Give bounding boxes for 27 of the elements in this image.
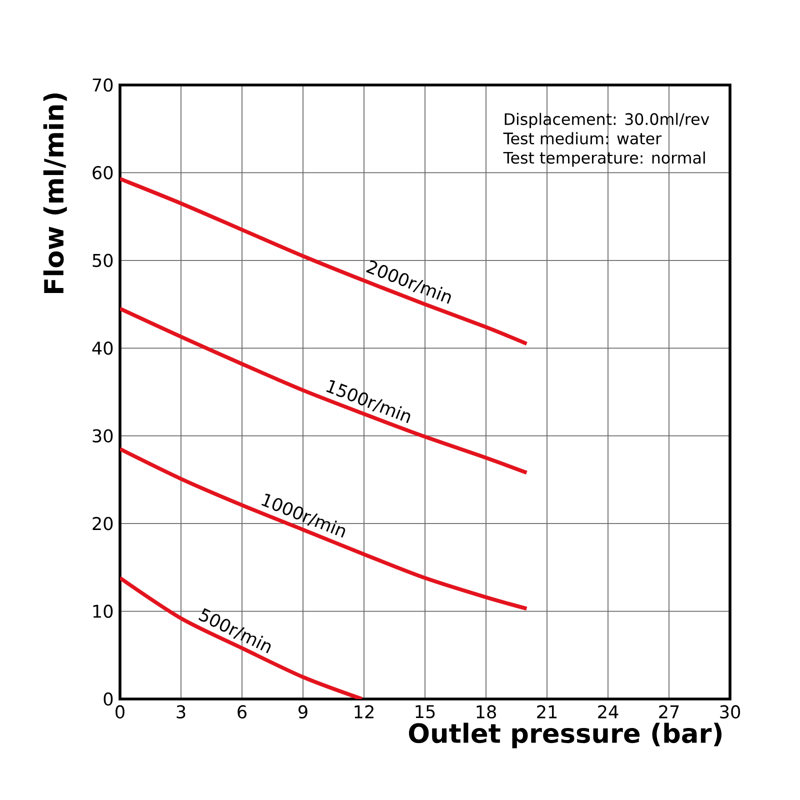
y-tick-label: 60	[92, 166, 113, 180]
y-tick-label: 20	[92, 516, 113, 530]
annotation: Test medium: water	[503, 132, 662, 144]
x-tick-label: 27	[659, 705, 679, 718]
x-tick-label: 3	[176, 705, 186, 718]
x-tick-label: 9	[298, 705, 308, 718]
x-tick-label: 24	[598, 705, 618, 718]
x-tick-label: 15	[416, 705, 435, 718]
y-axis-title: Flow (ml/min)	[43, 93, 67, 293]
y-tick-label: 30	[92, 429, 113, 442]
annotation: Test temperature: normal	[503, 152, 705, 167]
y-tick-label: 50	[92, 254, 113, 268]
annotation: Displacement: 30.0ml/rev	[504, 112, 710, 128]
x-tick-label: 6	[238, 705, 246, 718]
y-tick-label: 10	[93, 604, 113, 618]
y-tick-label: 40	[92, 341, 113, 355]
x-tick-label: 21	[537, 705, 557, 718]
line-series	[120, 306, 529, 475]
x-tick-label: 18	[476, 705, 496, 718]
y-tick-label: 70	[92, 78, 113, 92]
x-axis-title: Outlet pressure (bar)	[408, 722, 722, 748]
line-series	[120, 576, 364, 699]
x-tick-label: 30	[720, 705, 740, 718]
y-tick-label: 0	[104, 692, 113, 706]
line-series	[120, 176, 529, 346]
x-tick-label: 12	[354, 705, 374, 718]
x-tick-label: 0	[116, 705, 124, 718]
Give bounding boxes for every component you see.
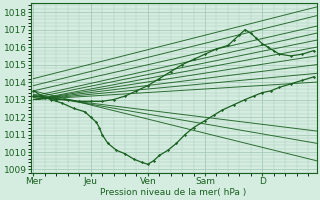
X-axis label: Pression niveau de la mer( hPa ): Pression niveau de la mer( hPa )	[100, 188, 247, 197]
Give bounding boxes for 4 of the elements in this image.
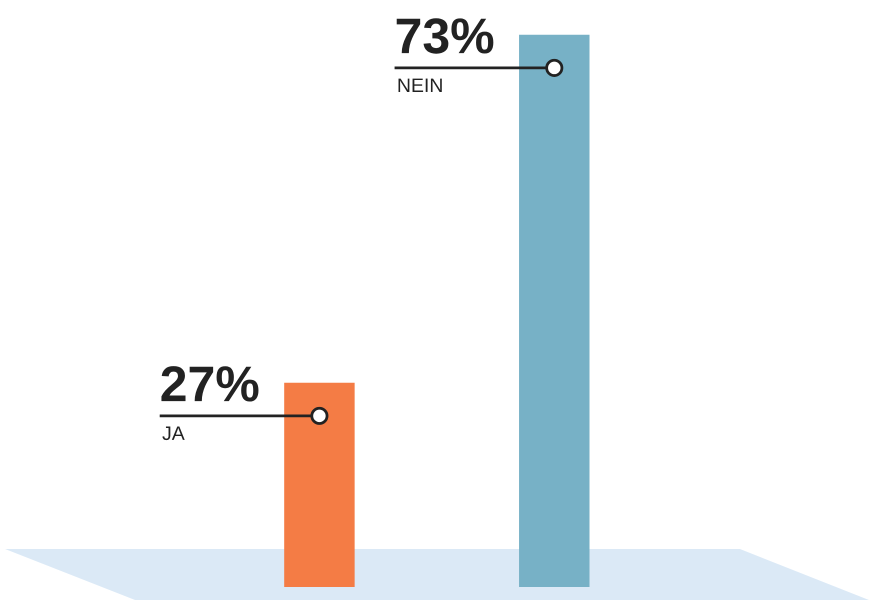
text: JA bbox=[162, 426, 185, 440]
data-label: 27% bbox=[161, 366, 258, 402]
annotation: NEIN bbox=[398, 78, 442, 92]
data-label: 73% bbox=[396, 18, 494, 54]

--

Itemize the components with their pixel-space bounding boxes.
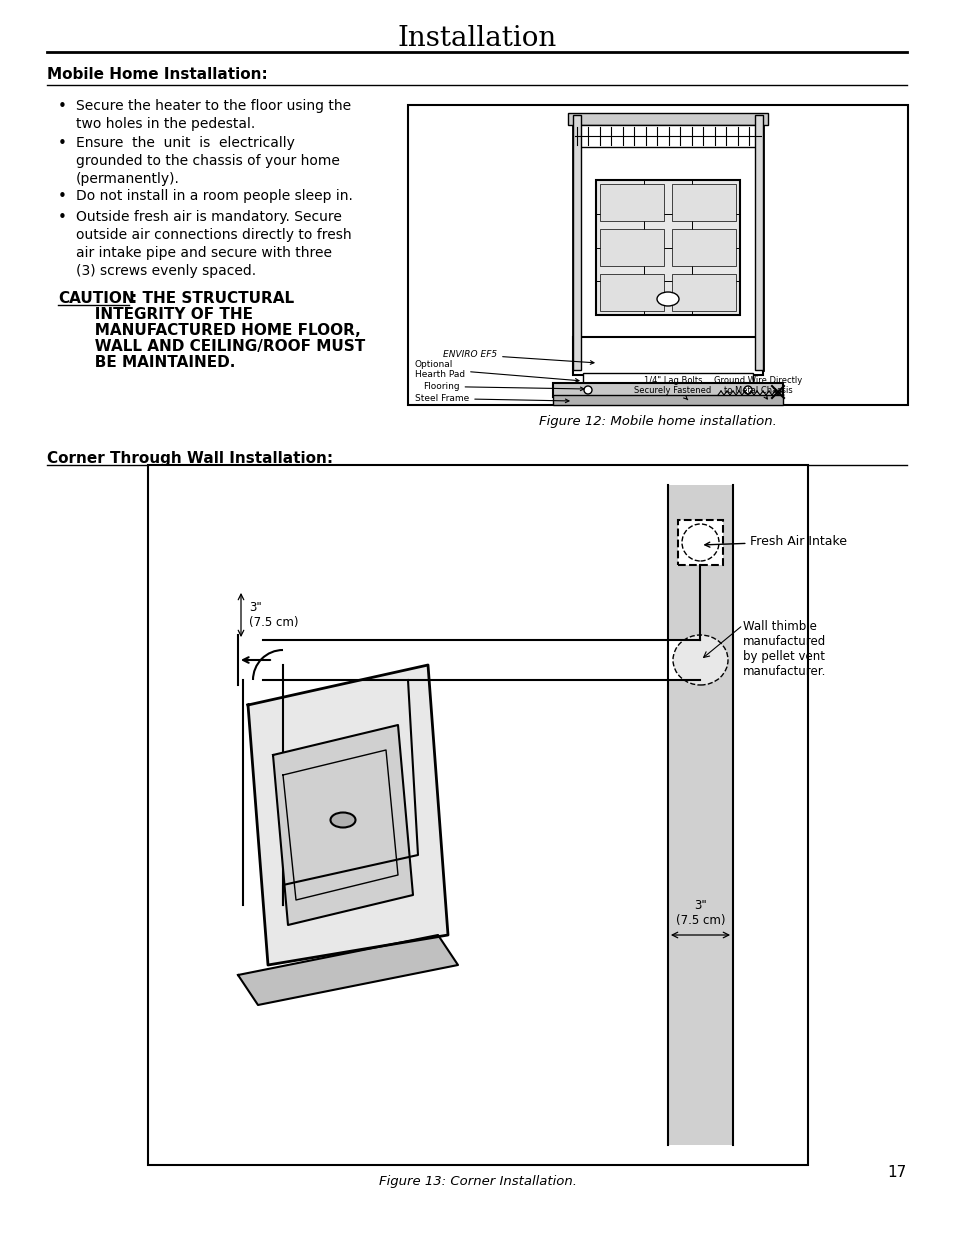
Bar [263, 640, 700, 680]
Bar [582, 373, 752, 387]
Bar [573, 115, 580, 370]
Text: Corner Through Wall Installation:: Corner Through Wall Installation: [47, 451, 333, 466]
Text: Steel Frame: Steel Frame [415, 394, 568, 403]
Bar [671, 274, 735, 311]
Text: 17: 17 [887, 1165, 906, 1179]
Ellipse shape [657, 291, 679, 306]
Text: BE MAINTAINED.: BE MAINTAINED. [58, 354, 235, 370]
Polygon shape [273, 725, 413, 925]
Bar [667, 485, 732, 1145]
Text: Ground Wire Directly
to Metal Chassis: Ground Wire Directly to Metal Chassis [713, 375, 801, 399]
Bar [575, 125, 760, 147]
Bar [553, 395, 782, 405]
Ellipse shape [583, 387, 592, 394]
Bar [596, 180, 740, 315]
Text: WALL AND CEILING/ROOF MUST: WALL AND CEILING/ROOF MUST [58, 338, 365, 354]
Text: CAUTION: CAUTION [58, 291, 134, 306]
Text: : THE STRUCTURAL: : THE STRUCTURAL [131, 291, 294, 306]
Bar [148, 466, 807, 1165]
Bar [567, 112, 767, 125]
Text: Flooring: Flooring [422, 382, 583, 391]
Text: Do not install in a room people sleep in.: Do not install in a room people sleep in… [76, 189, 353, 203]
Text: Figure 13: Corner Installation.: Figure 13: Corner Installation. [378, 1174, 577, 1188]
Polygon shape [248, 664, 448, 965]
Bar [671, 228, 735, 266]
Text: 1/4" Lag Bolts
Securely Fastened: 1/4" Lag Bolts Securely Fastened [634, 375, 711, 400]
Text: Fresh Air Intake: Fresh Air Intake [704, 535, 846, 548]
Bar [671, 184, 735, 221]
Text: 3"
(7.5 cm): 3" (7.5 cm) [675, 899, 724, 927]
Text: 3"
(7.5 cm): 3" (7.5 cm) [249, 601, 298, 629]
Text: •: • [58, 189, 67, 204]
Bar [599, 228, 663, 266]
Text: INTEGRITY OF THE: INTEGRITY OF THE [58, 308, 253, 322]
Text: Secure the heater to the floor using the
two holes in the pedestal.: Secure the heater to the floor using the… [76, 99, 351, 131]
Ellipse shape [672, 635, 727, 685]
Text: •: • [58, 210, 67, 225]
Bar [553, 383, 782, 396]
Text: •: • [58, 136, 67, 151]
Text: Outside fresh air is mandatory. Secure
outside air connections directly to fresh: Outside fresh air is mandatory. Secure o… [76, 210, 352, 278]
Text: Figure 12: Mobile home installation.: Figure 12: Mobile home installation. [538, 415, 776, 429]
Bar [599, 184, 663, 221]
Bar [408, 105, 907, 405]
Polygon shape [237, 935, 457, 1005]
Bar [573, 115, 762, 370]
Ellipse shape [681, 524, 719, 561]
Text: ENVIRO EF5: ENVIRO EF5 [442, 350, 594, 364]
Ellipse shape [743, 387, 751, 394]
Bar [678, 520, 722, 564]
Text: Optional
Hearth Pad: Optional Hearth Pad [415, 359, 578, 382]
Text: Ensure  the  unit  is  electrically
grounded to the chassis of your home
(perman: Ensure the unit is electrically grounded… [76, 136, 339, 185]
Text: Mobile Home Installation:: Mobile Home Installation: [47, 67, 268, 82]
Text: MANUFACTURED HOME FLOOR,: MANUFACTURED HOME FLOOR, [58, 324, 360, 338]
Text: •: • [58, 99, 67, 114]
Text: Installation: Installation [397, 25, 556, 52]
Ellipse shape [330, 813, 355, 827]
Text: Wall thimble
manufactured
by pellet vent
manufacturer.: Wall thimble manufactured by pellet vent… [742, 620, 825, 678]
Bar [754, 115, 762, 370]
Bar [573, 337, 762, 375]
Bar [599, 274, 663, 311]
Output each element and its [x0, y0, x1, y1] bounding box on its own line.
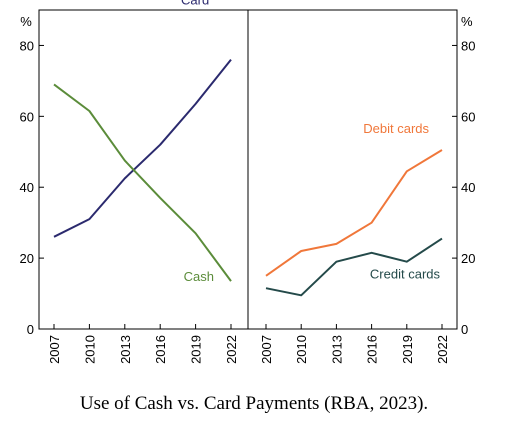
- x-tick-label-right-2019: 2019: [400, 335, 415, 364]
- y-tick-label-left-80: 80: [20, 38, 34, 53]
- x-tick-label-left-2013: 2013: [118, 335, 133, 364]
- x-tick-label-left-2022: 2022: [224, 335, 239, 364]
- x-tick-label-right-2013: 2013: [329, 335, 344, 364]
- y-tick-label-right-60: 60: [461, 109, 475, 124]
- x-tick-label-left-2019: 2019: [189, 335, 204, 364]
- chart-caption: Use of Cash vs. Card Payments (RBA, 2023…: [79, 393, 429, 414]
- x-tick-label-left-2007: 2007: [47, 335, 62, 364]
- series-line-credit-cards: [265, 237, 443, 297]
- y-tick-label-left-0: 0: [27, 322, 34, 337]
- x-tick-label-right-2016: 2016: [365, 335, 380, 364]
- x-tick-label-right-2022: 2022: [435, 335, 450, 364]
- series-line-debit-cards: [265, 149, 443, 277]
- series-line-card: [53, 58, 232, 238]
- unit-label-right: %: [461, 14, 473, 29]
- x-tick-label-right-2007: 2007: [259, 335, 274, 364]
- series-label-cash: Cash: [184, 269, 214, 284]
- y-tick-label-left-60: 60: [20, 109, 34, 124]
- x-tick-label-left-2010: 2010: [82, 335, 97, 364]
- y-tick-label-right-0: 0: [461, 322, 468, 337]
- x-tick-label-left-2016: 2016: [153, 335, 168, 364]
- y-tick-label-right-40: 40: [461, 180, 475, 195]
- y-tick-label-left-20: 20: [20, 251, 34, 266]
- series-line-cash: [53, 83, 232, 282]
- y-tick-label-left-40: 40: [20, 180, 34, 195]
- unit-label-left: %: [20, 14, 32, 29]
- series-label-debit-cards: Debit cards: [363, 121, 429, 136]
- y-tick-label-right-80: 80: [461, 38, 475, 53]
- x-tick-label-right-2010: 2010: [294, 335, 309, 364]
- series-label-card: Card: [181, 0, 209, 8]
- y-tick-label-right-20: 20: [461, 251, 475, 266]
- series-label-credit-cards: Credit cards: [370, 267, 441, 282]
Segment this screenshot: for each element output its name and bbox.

**Objetivo del ejercicio**
Convierta en una tabla Markdown los datos que van desde la línea que contiene "Bar [263, 640, 700, 680]" hasta la línea que contiene "Polygon shape [248, 664, 448, 965]", ambas incluidas. Use la columna Núm para el número de fila y la columna Línea para el texto de cada línea, y omita las líneas en blanco.

**Resultado a continuación**
| Núm | Línea |
|---|---|
| 1 | Bar [263, 640, 700, 680] |
| 2 | Bar [582, 373, 752, 387] |
| 3 | Bar [573, 115, 580, 370] |
| 4 | Text: Corner Through Wall Installation:: Corner Through Wall Installation: [47, 451, 333, 466] |
| 5 | Text: Steel Frame: Steel Frame [415, 394, 568, 403] |
| 6 | Bar [671, 274, 735, 311] |
| 7 | Text: 17: 17 [887, 1165, 906, 1179] |
| 8 | Ellipse shape [657, 291, 679, 306] |
| 9 | Text: BE MAINTAINED.: BE MAINTAINED. [58, 354, 235, 370] |
| 10 | Polygon shape [273, 725, 413, 925] |
| 11 | Bar [667, 485, 732, 1145] |
| 12 | Text: Ground Wire Directly |
| 13 | to Metal Chassis: Ground Wire Directly to Metal Chassis [713, 375, 801, 399] |
| 14 | Bar [575, 125, 760, 147] |
| 15 | Bar [553, 395, 782, 405] |
| 16 | Ellipse shape [583, 387, 592, 394] |
| 17 | Bar [596, 180, 740, 315] |
| 18 | Text: WALL AND CEILING/ROOF MUST: WALL AND CEILING/ROOF MUST [58, 338, 365, 354] |
| 19 | Text: CAUTION: CAUTION [58, 291, 134, 306] |
| 20 | Text: : THE STRUCTURAL: : THE STRUCTURAL [131, 291, 294, 306] |
| 21 | Bar [148, 466, 807, 1165] |
| 22 | Bar [567, 112, 767, 125] |
| 23 | Text: Flooring: Flooring [422, 382, 583, 391] |
| 24 | Text: Do not install in a room people sleep in.: Do not install in a room people sleep in… [76, 189, 353, 203] |
| 25 | Text: Figure 13: Corner Installation.: Figure 13: Corner Installation. [378, 1174, 577, 1188] |
| 26 | Polygon shape [248, 664, 448, 965] |